───── Provided entries ─────
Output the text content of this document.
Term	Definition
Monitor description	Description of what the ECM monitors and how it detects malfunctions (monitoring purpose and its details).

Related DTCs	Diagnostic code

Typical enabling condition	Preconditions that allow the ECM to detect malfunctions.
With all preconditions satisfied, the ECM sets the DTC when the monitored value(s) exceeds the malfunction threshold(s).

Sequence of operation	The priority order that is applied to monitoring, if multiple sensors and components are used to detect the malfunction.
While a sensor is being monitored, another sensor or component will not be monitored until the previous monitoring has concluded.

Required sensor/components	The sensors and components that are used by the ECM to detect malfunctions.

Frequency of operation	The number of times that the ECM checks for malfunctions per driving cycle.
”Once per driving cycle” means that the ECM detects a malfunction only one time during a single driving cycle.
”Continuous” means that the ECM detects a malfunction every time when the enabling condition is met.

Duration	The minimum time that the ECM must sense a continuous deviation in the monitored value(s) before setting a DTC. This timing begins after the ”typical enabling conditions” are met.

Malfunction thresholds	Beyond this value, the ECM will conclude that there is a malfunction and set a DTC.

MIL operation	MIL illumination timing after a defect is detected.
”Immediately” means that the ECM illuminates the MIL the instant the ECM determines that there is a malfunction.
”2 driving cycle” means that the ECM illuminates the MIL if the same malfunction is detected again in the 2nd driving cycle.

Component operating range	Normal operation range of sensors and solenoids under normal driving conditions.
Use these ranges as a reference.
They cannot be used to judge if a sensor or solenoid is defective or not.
─────
Written problem
Go through the lines above. Select every one that has the string "detected".

Result of the exercise
MIL operation	MIL illumination timing after a defect is detected.
”2 driving cycle” means that the ECM illuminates the MIL if the same malfunction is detected again in the 2nd driving cycle.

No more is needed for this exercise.